#### [TASK DESCRIPTION]
Wherever the string "true" occurs in a line of these records, report that line.

#### [SUPPLIED INFORMATION]

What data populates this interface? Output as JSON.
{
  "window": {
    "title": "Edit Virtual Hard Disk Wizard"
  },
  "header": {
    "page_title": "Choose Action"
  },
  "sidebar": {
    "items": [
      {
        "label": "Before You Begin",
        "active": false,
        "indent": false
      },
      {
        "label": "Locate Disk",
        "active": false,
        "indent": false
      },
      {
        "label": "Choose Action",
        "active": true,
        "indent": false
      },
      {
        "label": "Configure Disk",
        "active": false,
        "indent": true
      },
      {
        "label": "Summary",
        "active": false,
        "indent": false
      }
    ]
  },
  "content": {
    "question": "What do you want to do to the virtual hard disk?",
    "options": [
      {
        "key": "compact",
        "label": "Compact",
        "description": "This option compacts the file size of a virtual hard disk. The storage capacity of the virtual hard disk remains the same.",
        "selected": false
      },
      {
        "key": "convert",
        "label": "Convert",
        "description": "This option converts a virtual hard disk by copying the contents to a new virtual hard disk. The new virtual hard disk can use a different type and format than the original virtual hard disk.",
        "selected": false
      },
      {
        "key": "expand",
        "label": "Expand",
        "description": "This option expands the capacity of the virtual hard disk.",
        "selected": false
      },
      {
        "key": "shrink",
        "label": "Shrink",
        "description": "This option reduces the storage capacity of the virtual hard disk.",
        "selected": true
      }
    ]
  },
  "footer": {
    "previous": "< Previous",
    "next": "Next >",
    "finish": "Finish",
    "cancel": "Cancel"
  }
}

#### [EXERCISE ANSWER]
        "active": true,
        "indent": true
        "selected": true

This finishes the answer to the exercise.